[Exercise]: Which lines hold the word "colors"? Copy each of them.

[Data for the task]:
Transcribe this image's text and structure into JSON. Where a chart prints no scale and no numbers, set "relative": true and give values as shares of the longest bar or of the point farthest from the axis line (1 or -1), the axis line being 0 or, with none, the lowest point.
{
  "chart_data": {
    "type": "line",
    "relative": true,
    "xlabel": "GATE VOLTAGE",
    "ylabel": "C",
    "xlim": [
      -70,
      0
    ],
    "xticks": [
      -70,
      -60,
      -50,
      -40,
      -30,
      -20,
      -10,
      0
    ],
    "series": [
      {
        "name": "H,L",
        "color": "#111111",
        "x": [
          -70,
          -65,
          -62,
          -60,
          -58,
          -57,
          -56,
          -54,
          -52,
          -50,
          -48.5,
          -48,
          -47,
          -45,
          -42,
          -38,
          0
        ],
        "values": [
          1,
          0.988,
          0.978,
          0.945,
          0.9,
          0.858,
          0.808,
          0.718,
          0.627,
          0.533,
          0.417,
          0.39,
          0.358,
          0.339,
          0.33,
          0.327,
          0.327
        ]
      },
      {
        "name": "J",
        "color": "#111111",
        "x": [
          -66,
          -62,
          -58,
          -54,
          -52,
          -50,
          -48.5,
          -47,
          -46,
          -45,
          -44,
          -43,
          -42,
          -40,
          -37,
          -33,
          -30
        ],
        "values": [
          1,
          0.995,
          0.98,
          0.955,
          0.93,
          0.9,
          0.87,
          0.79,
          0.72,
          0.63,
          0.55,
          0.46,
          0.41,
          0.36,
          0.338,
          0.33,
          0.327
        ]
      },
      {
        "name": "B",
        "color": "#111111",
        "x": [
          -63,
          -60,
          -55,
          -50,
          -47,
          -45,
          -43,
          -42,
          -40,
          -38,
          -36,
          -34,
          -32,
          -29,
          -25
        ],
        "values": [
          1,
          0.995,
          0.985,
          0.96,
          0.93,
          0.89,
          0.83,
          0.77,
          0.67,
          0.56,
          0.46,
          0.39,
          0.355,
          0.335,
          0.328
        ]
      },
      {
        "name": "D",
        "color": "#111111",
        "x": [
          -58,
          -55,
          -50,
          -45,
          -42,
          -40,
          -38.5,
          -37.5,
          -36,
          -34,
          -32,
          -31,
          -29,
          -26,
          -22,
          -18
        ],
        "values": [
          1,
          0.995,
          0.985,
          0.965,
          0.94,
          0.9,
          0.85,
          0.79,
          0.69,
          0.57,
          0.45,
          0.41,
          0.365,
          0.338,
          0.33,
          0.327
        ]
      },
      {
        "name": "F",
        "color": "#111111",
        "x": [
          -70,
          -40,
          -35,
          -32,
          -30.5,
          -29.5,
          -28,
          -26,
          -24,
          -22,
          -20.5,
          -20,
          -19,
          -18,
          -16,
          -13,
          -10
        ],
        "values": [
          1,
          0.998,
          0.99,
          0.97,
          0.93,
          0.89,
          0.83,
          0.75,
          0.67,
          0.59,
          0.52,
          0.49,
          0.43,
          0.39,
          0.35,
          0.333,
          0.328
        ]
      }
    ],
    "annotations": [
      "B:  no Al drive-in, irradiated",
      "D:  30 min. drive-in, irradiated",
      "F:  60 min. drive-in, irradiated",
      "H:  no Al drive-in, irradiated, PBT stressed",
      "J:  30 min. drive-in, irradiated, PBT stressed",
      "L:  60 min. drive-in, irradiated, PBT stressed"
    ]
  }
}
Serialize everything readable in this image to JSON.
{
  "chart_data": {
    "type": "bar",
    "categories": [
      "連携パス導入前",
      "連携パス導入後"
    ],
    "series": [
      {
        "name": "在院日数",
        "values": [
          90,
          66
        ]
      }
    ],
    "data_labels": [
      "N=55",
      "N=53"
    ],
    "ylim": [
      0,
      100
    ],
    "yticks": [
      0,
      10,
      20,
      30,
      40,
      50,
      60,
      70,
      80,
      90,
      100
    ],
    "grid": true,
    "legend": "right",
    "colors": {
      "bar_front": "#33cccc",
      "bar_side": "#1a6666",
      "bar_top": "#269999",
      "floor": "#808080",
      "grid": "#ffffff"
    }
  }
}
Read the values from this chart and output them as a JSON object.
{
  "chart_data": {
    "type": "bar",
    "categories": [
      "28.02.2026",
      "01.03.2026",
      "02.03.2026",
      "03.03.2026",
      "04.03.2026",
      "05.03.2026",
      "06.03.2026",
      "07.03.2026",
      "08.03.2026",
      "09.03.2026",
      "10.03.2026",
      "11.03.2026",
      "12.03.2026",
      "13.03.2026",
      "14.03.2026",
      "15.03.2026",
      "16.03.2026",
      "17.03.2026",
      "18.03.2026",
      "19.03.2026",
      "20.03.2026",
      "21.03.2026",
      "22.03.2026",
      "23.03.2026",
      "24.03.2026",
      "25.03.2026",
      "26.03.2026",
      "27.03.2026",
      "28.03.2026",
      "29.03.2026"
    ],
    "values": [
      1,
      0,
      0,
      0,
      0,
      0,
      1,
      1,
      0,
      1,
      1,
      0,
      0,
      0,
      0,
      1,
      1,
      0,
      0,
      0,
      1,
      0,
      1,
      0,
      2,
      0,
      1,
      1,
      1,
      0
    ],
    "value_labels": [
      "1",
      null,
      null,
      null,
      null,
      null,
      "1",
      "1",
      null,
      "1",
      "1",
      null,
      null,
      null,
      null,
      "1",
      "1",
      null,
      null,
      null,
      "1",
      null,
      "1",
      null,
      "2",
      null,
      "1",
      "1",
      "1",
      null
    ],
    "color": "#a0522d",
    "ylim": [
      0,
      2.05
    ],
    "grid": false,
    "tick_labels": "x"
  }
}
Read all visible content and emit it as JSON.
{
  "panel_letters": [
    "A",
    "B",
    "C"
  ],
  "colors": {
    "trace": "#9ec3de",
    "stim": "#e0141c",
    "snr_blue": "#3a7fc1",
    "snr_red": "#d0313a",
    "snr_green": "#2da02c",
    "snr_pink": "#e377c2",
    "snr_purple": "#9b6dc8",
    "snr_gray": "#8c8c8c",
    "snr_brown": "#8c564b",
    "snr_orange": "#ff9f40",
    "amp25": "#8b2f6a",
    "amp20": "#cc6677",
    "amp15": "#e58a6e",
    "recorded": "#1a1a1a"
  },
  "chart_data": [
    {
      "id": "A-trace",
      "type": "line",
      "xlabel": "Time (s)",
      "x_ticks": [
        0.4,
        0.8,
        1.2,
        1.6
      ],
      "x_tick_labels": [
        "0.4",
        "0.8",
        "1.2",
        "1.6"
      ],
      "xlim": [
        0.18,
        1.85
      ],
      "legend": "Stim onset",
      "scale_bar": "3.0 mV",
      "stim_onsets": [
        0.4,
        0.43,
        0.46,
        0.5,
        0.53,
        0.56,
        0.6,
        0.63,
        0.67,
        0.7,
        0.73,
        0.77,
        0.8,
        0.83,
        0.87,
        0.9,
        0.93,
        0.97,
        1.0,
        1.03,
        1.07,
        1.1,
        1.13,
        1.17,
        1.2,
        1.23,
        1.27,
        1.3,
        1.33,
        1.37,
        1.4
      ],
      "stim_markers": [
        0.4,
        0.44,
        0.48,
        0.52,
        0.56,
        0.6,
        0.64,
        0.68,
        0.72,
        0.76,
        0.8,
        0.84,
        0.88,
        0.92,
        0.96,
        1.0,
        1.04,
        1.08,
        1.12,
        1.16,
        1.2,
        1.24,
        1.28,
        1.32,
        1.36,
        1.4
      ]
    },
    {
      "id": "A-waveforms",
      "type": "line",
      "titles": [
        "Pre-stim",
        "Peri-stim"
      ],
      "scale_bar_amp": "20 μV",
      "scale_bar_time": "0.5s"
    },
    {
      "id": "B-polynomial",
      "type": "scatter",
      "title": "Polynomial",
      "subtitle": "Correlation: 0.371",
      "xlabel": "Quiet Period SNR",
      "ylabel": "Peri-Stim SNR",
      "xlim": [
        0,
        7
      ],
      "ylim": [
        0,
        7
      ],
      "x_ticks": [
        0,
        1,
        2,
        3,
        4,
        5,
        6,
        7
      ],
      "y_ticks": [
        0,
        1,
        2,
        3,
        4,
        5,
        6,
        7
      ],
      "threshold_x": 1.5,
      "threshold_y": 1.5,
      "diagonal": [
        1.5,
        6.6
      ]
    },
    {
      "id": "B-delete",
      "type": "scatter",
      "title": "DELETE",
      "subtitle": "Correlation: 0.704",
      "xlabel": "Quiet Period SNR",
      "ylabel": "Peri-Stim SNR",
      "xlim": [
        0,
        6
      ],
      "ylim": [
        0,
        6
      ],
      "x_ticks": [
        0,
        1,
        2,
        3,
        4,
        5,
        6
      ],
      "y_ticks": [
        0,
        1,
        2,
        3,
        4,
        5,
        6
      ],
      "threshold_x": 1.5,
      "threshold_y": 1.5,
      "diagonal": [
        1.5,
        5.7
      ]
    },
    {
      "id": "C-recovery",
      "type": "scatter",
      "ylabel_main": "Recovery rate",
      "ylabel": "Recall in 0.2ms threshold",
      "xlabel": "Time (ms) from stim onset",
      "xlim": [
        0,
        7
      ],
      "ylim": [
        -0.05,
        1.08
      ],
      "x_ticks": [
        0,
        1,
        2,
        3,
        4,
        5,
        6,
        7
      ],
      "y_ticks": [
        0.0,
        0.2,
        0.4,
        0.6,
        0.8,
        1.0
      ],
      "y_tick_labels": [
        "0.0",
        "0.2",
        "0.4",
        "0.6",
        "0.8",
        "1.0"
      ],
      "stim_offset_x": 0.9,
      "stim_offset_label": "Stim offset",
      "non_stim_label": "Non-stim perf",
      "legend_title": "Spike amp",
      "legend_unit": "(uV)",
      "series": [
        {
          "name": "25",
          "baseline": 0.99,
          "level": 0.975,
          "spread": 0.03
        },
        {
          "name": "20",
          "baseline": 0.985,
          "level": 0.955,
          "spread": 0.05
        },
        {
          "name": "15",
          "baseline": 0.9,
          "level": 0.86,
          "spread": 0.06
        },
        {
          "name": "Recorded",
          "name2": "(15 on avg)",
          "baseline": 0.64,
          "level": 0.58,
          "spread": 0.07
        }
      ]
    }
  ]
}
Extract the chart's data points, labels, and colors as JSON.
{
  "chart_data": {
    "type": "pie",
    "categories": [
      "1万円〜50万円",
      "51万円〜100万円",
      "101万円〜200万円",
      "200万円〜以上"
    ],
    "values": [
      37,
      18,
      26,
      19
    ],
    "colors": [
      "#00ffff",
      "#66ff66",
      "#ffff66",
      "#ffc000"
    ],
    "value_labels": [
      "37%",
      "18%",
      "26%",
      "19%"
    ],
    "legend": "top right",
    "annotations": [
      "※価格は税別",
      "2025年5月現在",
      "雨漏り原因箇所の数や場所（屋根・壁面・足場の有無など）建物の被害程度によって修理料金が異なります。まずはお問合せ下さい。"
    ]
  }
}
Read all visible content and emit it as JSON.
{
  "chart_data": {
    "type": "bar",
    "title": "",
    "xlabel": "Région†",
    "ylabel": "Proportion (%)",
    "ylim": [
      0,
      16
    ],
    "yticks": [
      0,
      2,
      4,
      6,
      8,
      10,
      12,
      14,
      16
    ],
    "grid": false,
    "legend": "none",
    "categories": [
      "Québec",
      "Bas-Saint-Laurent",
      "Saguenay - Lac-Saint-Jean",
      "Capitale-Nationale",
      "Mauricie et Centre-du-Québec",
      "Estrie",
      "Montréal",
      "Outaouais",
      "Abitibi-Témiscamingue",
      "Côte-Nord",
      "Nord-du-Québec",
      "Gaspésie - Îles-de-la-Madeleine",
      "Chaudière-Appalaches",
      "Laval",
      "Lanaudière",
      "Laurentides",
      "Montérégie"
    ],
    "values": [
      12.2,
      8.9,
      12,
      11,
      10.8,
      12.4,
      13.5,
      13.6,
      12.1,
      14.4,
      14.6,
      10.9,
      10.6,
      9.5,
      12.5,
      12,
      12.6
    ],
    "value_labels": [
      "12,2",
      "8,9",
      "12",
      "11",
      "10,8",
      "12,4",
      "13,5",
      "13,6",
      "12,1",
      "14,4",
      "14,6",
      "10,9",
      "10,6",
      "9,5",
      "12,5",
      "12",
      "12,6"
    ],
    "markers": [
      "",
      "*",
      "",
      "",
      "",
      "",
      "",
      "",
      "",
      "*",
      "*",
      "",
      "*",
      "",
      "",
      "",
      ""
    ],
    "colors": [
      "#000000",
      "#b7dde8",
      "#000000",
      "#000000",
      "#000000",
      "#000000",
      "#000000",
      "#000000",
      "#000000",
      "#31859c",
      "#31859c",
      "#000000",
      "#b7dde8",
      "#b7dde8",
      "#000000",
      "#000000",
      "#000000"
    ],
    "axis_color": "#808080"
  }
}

[Full answer]:
    "colors": {
  "colors": {
Extract the chart's data points, labels, and colors as JSON.
    "colors": [
    "colors": [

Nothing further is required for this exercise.